STATED GOAL: Repeat everything in the material exactly.

[Rows from a dataset]
***

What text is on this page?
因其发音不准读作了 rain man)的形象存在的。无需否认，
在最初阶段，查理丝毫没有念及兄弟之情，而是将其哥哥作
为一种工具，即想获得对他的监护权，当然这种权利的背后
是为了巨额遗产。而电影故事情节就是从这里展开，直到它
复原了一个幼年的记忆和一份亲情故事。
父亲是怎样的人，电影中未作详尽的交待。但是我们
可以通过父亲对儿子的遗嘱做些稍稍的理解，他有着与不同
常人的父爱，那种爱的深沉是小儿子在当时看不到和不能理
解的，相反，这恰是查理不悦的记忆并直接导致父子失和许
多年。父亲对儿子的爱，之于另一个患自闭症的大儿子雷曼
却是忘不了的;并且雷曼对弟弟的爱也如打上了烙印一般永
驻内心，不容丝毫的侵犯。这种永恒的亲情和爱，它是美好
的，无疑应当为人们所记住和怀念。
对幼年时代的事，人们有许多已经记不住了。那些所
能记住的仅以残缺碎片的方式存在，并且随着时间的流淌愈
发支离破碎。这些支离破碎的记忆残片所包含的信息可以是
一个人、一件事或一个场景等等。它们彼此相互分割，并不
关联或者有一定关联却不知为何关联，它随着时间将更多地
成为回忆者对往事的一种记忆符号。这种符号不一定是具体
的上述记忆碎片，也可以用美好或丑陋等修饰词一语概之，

***

WRITTEN ANSWER:
What text is on this page?
因其发音不准读作了 rain man)的形象存在的。无需否认，
在最初阶段，查理丝毫没有念及兄弟之情，而是将其哥哥作
为一种工具，即想获得对他的监护权，当然这种权利的背后
是为了巨额遗产。而电影故事情节就是从这里展开，直到它
复原了一个幼年的记忆和一份亲情故事。
父亲是怎样的人，电影中未作详尽的交待。但是我们
可以通过父亲对儿子的遗嘱做些稍稍的理解，他有着与不同
常人的父爱，那种爱的深沉是小儿子在当时看不到和不能理
解的，相反，这恰是查理不悦的记忆并直接导致父子失和许
多年。父亲对儿子的爱，之于另一个患自闭症的大儿子雷曼
却是忘不了的;并且雷曼对弟弟的爱也如打上了烙印一般永
驻内心，不容丝毫的侵犯。这种永恒的亲情和爱，它是美好
的，无疑应当为人们所记住和怀念。
对幼年时代的事，人们有许多已经记不住了。那些所
能记住的仅以残缺碎片的方式存在，并且随着时间的流淌愈
发支离破碎。这些支离破碎的记忆残片所包含的信息可以是
一个人、一件事或一个场景等等。它们彼此相互分割，并不
关联或者有一定关联却不知为何关联，它随着时间将更多地
成为回忆者对往事的一种记忆符号。这种符号不一定是具体
的上述记忆碎片，也可以用美好或丑陋等修饰词一语概之，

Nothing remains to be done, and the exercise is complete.